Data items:

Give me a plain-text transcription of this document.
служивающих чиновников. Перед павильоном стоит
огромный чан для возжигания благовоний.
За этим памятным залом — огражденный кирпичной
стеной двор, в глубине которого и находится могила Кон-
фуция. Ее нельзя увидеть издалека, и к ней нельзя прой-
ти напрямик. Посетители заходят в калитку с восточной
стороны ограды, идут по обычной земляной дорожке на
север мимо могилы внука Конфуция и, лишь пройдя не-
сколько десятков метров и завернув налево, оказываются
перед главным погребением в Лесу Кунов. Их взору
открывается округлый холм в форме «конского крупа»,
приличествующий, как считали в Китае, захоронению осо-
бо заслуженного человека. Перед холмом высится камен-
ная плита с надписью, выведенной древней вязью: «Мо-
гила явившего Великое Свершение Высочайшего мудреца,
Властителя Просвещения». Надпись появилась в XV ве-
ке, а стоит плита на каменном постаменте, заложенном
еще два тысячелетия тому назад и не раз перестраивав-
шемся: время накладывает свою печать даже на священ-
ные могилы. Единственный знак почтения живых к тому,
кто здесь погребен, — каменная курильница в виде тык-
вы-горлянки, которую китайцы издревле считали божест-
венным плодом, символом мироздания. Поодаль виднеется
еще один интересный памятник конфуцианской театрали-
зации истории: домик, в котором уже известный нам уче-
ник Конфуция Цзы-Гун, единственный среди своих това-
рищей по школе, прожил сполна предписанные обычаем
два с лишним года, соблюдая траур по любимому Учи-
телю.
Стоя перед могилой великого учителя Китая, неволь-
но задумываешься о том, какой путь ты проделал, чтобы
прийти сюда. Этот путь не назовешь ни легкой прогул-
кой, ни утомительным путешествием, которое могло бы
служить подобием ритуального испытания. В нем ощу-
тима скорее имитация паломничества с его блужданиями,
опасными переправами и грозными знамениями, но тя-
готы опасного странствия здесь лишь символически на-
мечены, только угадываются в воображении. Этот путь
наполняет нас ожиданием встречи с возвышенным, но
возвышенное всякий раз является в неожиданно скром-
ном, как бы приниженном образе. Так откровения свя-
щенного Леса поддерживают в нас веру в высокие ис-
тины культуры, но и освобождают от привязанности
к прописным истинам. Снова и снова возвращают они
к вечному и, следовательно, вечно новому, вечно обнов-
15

Exercise directions: Copy out each line exactly as written.

Reply:
Give me a plain-text transcription of this document.
служивающих чиновников. Перед павильоном стоит
огромный чан для возжигания благовоний.
За этим памятным залом — огражденный кирпичной
стеной двор, в глубине которого и находится могила Кон-
фуция. Ее нельзя увидеть издалека, и к ней нельзя прой-
ти напрямик. Посетители заходят в калитку с восточной
стороны ограды, идут по обычной земляной дорожке на
север мимо могилы внука Конфуция и, лишь пройдя не-
сколько десятков метров и завернув налево, оказываются
перед главным погребением в Лесу Кунов. Их взору
открывается округлый холм в форме «конского крупа»,
приличествующий, как считали в Китае, захоронению осо-
бо заслуженного человека. Перед холмом высится камен-
ная плита с надписью, выведенной древней вязью: «Мо-
гила явившего Великое Свершение Высочайшего мудреца,
Властителя Просвещения». Надпись появилась в XV ве-
ке, а стоит плита на каменном постаменте, заложенном
еще два тысячелетия тому назад и не раз перестраивав-
шемся: время накладывает свою печать даже на священ-
ные могилы. Единственный знак почтения живых к тому,
кто здесь погребен, — каменная курильница в виде тык-
вы-горлянки, которую китайцы издревле считали божест-
венным плодом, символом мироздания. Поодаль виднеется
еще один интересный памятник конфуцианской театрали-
зации истории: домик, в котором уже известный нам уче-
ник Конфуция Цзы-Гун, единственный среди своих това-
рищей по школе, прожил сполна предписанные обычаем
два с лишним года, соблюдая траур по любимому Учи-
телю.
Стоя перед могилой великого учителя Китая, неволь-
но задумываешься о том, какой путь ты проделал, чтобы
прийти сюда. Этот путь не назовешь ни легкой прогул-
кой, ни утомительным путешествием, которое могло бы
служить подобием ритуального испытания. В нем ощу-
тима скорее имитация паломничества с его блужданиями,
опасными переправами и грозными знамениями, но тя-
готы опасного странствия здесь лишь символически на-
мечены, только угадываются в воображении. Этот путь
наполняет нас ожиданием встречи с возвышенным, но
возвышенное всякий раз является в неожиданно скром-
ном, как бы приниженном образе. Так откровения свя-
щенного Леса поддерживают в нас веру в высокие ис-
тины культуры, но и освобождают от привязанности
к прописным истинам. Снова и снова возвращают они
к вечному и, следовательно, вечно новому, вечно обнов-
15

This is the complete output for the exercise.